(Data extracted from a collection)
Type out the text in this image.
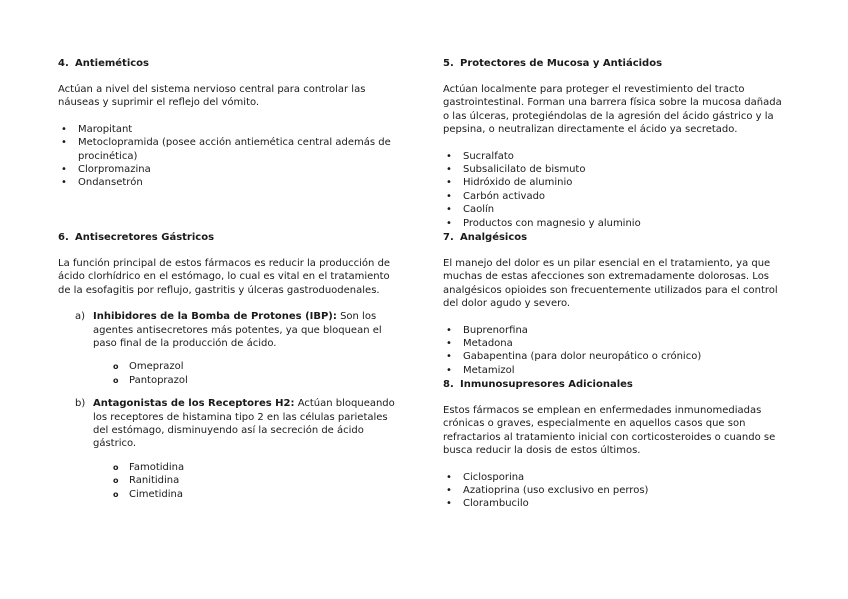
4. Antieméticos

Actúan a nivel del sistema nervioso central para controlar las náuseas y suprimir el reflejo del vómito.

• Maropitant
• Metoclopramida (posee acción antiemética central además de procinética)
• Clorpromazina
• Ondansetrón
6. Antisecretores Gástricos

La función principal de estos fármacos es reducir la producción de ácido clorhídrico en el estómago, lo cual es vital en el tratamiento de la esofagitis por reflujo, gastritis y úlceras gastroduodenales.

a) Inhibidores de la Bomba de Protones (IBP): Son los agentes antisecretores más potentes, ya que bloquean el paso final de la producción de ácido.
o Omeprazol
o Pantoprazol
b) Antagonistas de los Receptores H2: Actúan bloqueando los receptores de histamina tipo 2 en las células parietales del estómago, disminuyendo así la secreción de ácido gástrico.
o Famotidina
o Ranitidina
o Cimetidina
5. Protectores de Mucosa y Antiácidos

Actúan localmente para proteger el revestimiento del tracto gastrointestinal. Forman una barrera física sobre la mucosa dañada o las úlceras, protegiéndolas de la agresión del ácido gástrico y la pepsina, o neutralizan directamente el ácido ya secretado.

• Sucralfato
• Subsalicilato de bismuto
• Hidróxido de aluminio
• Carbón activado
• Caolín
• Productos con magnesio y aluminio
7. Analgésicos

El manejo del dolor es un pilar esencial en el tratamiento, ya que muchas de estas afecciones son extremadamente dolorosas. Los analgésicos opioides son frecuentemente utilizados para el control del dolor agudo y severo.

• Buprenorfina
• Metadona
• Gabapentina (para dolor neuropático o crónico)
• Metamizol
8. Inmunosupresores Adicionales

Estos fármacos se emplean en enfermedades inmunomediadas crónicas o graves, especialmente en aquellos casos que son refractarios al tratamiento inicial con corticosteroides o cuando se busca reducir la dosis de estos últimos.

• Ciclosporina
• Azatioprina (uso exclusivo en perros)
• Clorambucilo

### To be done
Quote the entries in full. Any image among them is to be omitted from the copy.

### Full output
Type out the text in this image.
4. Antieméticos

Actúan a nivel del sistema nervioso central para controlar las náuseas y suprimir el reflejo del vómito.

• Maropitant
• Metoclopramida (posee acción antiemética central además de procinética)
• Clorpromazina
• Ondansetrón
6. Antisecretores Gástricos

La función principal de estos fármacos es reducir la producción de ácido clorhídrico en el estómago, lo cual es vital en el tratamiento de la esofagitis por reflujo, gastritis y úlceras gastroduodenales.

a) Inhibidores de la Bomba de Protones (IBP): Son los agentes antisecretores más potentes, ya que bloquean el paso final de la producción de ácido.
o Omeprazol
o Pantoprazol
b) Antagonistas de los Receptores H2: Actúan bloqueando los receptores de histamina tipo 2 en las células parietales del estómago, disminuyendo así la secreción de ácido gástrico.
o Famotidina
o Ranitidina
o Cimetidina
5. Protectores de Mucosa y Antiácidos

Actúan localmente para proteger el revestimiento del tracto gastrointestinal. Forman una barrera física sobre la mucosa dañada o las úlceras, protegiéndolas de la agresión del ácido gástrico y la pepsina, o neutralizan directamente el ácido ya secretado.

• Sucralfato
• Subsalicilato de bismuto
• Hidróxido de aluminio
• Carbón activado
• Caolín
• Productos con magnesio y aluminio
7. Analgésicos

El manejo del dolor es un pilar esencial en el tratamiento, ya que muchas de estas afecciones son extremadamente dolorosas. Los analgésicos opioides son frecuentemente utilizados para el control del dolor agudo y severo.

• Buprenorfina
• Metadona
• Gabapentina (para dolor neuropático o crónico)
• Metamizol
8. Inmunosupresores Adicionales

Estos fármacos se emplean en enfermedades inmunomediadas crónicas o graves, especialmente en aquellos casos que son refractarios al tratamiento inicial con corticosteroides o cuando se busca reducir la dosis de estos últimos.

• Ciclosporina
• Azatioprina (uso exclusivo en perros)
• Clorambucilo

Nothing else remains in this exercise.